DATASET ENTRIES:
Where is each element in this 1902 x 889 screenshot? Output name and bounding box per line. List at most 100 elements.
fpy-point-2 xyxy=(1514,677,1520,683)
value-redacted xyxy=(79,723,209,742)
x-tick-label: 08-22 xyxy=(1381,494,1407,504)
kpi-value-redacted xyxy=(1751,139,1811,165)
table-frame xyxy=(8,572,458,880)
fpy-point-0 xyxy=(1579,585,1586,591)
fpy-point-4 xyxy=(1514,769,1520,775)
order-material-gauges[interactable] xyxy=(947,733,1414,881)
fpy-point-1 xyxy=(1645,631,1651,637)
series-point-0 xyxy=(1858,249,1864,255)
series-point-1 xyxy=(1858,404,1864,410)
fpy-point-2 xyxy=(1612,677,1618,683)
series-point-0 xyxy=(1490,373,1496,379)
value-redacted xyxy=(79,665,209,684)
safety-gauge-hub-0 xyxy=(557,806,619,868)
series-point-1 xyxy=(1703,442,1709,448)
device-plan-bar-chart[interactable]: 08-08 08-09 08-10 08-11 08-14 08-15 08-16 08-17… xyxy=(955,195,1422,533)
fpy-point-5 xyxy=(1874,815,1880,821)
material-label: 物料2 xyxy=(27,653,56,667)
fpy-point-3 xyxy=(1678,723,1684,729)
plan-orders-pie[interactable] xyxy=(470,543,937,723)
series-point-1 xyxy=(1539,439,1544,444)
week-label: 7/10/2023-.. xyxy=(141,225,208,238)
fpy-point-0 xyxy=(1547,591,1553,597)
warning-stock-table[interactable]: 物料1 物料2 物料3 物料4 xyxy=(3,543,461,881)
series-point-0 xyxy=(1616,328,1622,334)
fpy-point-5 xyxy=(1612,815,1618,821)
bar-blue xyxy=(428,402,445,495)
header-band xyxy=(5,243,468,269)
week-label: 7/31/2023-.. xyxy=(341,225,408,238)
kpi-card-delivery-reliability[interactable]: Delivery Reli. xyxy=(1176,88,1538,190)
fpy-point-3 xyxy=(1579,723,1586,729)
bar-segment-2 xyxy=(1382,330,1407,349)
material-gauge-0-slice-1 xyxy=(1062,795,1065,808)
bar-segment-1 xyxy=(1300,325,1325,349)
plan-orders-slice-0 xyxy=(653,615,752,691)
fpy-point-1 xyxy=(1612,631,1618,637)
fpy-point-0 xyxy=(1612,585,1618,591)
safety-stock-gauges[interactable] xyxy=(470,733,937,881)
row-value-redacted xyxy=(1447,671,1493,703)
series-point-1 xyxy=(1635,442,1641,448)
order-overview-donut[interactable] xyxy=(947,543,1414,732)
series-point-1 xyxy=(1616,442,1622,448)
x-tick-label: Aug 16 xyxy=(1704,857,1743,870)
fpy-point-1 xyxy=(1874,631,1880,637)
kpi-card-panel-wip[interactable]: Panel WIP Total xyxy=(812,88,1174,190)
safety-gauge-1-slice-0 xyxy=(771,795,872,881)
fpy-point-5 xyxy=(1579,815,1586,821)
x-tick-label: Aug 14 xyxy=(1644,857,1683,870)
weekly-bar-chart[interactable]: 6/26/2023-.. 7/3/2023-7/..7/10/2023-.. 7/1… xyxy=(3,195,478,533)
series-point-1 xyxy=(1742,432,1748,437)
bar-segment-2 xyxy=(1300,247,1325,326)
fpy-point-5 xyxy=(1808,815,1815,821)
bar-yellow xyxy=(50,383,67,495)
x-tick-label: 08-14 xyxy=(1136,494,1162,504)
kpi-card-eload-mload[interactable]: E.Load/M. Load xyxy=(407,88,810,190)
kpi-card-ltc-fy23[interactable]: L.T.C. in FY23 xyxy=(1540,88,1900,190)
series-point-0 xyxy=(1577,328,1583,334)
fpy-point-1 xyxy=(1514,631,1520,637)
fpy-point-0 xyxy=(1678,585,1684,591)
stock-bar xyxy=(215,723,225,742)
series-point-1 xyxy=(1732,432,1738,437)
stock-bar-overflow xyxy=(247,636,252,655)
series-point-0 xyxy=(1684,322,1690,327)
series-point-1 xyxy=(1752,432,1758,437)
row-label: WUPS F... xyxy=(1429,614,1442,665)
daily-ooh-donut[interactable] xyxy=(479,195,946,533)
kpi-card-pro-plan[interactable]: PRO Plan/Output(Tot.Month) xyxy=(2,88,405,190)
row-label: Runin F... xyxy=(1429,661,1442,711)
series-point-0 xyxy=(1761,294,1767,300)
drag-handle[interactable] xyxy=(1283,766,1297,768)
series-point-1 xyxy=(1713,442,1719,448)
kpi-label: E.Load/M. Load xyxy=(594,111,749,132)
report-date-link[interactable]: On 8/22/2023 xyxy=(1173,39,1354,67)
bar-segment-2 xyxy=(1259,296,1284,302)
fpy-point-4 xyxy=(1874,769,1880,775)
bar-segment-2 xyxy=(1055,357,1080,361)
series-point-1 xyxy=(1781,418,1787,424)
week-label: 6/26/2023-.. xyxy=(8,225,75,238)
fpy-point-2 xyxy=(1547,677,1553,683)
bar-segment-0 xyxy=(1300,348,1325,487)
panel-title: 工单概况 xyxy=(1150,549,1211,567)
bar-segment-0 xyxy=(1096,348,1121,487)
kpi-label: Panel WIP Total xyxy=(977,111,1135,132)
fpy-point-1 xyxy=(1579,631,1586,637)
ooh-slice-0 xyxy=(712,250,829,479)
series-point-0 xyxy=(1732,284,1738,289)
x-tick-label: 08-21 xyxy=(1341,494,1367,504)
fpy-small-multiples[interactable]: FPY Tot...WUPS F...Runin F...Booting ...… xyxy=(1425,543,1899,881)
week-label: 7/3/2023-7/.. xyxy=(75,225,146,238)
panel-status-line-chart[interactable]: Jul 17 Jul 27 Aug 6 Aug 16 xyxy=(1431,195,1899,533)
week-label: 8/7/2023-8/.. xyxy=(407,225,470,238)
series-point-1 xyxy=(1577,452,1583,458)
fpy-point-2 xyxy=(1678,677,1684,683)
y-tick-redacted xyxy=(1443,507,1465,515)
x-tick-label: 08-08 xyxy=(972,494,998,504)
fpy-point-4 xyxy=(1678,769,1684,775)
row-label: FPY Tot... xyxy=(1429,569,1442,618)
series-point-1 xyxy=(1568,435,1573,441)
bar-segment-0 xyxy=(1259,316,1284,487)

EXERCISE REQUIREMENTS:
Format the data above as a numbered list, one line per item, with any blank lines left out.

RESULT OF THIS EXERCISE:
1. Where is each element in this 1902 x 889 screenshot? Output name and bounding box per line. List at most 100 elements.
2. fpy-point-2 xyxy=(1514,677,1520,683)
3. value-redacted xyxy=(79,723,209,742)
4. x-tick-label: 08-22 xyxy=(1381,494,1407,504)
5. kpi-value-redacted xyxy=(1751,139,1811,165)
6. table-frame xyxy=(8,572,458,880)
7. fpy-point-0 xyxy=(1579,585,1586,591)
8. fpy-point-4 xyxy=(1514,769,1520,775)
9. order-material-gauges[interactable] xyxy=(947,733,1414,881)
10. fpy-point-1 xyxy=(1645,631,1651,637)
11. series-point-0 xyxy=(1858,249,1864,255)
12. series-point-1 xyxy=(1858,404,1864,410)
13. fpy-point-2 xyxy=(1612,677,1618,683)
14. series-point-0 xyxy=(1490,373,1496,379)
15. value-redacted xyxy=(79,665,209,684)
16. safety-gauge-hub-0 xyxy=(557,806,619,868)
17. series-point-1 xyxy=(1703,442,1709,448)
18. device-plan-bar-chart[interactable]: 08-08 08-09 08-10 08-11 08-14 08-15 08-16 08-17… xyxy=(955,195,1422,533)
19. fpy-point-5 xyxy=(1874,815,1880,821)
20. material-label: 物料2 xyxy=(27,653,56,667)
21. fpy-point-3 xyxy=(1678,723,1684,729)
22. plan-orders-pie[interactable] xyxy=(470,543,937,723)
23. series-point-1 xyxy=(1539,439,1544,444)
24. week-label: 7/10/2023-.. xyxy=(141,225,208,238)
25. fpy-point-0 xyxy=(1547,591,1553,597)
26. warning-stock-table[interactable]: 物料1 物料2 物料3 物料4 xyxy=(3,543,461,881)
27. series-point-0 xyxy=(1616,328,1622,334)
28. fpy-point-5 xyxy=(1612,815,1618,821)
29. bar-blue xyxy=(428,402,445,495)
30. header-band xyxy=(5,243,468,269)
31. week-label: 7/31/2023-.. xyxy=(341,225,408,238)
32. kpi-card-delivery-reliability[interactable]: Delivery Reli. xyxy=(1176,88,1538,190)
33. fpy-point-3 xyxy=(1579,723,1586,729)
34. bar-segment-2 xyxy=(1382,330,1407,349)
35. material-gauge-0-slice-1 xyxy=(1062,795,1065,808)
36. bar-segment-1 xyxy=(1300,325,1325,349)
37. plan-orders-slice-0 xyxy=(653,615,752,691)
38. fpy-point-1 xyxy=(1612,631,1618,637)
39. fpy-point-0 xyxy=(1612,585,1618,591)
40. safety-stock-gauges[interactable] xyxy=(470,733,937,881)
41. row-value-redacted xyxy=(1447,671,1493,703)
42. series-point-1 xyxy=(1635,442,1641,448)
43. order-overview-donut[interactable] xyxy=(947,543,1414,732)
44. series-point-1 xyxy=(1616,442,1622,448)
45. x-tick-label: Aug 16 xyxy=(1704,857,1743,870)
46. fpy-point-1 xyxy=(1874,631,1880,637)
47. kpi-card-panel-wip[interactable]: Panel WIP Total xyxy=(812,88,1174,190)
48. safety-gauge-1-slice-0 xyxy=(771,795,872,881)
49. fpy-point-5 xyxy=(1579,815,1586,821)
50. x-tick-label: Aug 14 xyxy=(1644,857,1683,870)
51. weekly-bar-chart[interactable]: 6/26/2023-.. 7/3/2023-7/..7/10/2023-.. 7/1… xyxy=(3,195,478,533)
52. series-point-1 xyxy=(1742,432,1748,437)
53. bar-segment-2 xyxy=(1300,247,1325,326)
54. fpy-point-5 xyxy=(1808,815,1815,821)
55. bar-yellow xyxy=(50,383,67,495)
56. x-tick-label: 08-14 xyxy=(1136,494,1162,504)
57. kpi-card-eload-mload[interactable]: E.Load/M. Load xyxy=(407,88,810,190)
58. kpi-card-ltc-fy23[interactable]: L.T.C. in FY23 xyxy=(1540,88,1900,190)
59. series-point-0 xyxy=(1577,328,1583,334)
60. fpy-point-1 xyxy=(1514,631,1520,637)
61. fpy-point-0 xyxy=(1678,585,1684,591)
62. stock-bar xyxy=(215,723,225,742)
63. series-point-1 xyxy=(1732,432,1738,437)
64. stock-bar-overflow xyxy=(247,636,252,655)
65. series-point-0 xyxy=(1684,322,1690,327)
66. series-point-1 xyxy=(1752,432,1758,437)
67. row-label: WUPS F... xyxy=(1429,614,1442,665)
68. daily-ooh-donut[interactable] xyxy=(479,195,946,533)
69. kpi-card-pro-plan[interactable]: PRO Plan/Output(Tot.Month) xyxy=(2,88,405,190)
70. row-label: Runin F... xyxy=(1429,661,1442,711)
71. series-point-0 xyxy=(1761,294,1767,300)
72. drag-handle[interactable] xyxy=(1283,766,1297,768)
73. series-point-1 xyxy=(1713,442,1719,448)
74. kpi-label: E.Load/M. Load xyxy=(594,111,749,132)
75. report-date-link[interactable]: On 8/22/2023 xyxy=(1173,39,1354,67)
76. bar-segment-2 xyxy=(1259,296,1284,302)
77. fpy-point-4 xyxy=(1874,769,1880,775)
78. bar-segment-2 xyxy=(1055,357,1080,361)
79. series-point-1 xyxy=(1781,418,1787,424)
80. week-label: 6/26/2023-.. xyxy=(8,225,75,238)
81. fpy-point-2 xyxy=(1547,677,1553,683)
82. bar-segment-0 xyxy=(1300,348,1325,487)
83. panel-title: 工单概况 xyxy=(1150,549,1211,567)
84. bar-segment-0 xyxy=(1096,348,1121,487)
85. kpi-label: Panel WIP Total xyxy=(977,111,1135,132)
86. fpy-point-1 xyxy=(1579,631,1586,637)
87. ooh-slice-0 xyxy=(712,250,829,479)
88. series-point-0 xyxy=(1732,284,1738,289)
89. x-tick-label: 08-21 xyxy=(1341,494,1367,504)
90. fpy-small-multiples[interactable]: FPY Tot...WUPS F...Runin F...Booting ...… xyxy=(1425,543,1899,881)
91. week-label: 7/3/2023-7/.. xyxy=(75,225,146,238)
92. panel-status-line-chart[interactable]: Jul 17 Jul 27 Aug 6 Aug 16 xyxy=(1431,195,1899,533)
93. week-label: 8/7/2023-8/.. xyxy=(407,225,470,238)
94. series-point-1 xyxy=(1577,452,1583,458)
95. fpy-point-2 xyxy=(1678,677,1684,683)
96. y-tick-redacted xyxy=(1443,507,1465,515)
97. x-tick-label: 08-08 xyxy=(972,494,998,504)
98. fpy-point-4 xyxy=(1678,769,1684,775)
99. row-label: FPY Tot... xyxy=(1429,569,1442,618)
100. series-point-1 xyxy=(1568,435,1573,441)
101. bar-segment-0 xyxy=(1259,316,1284,487)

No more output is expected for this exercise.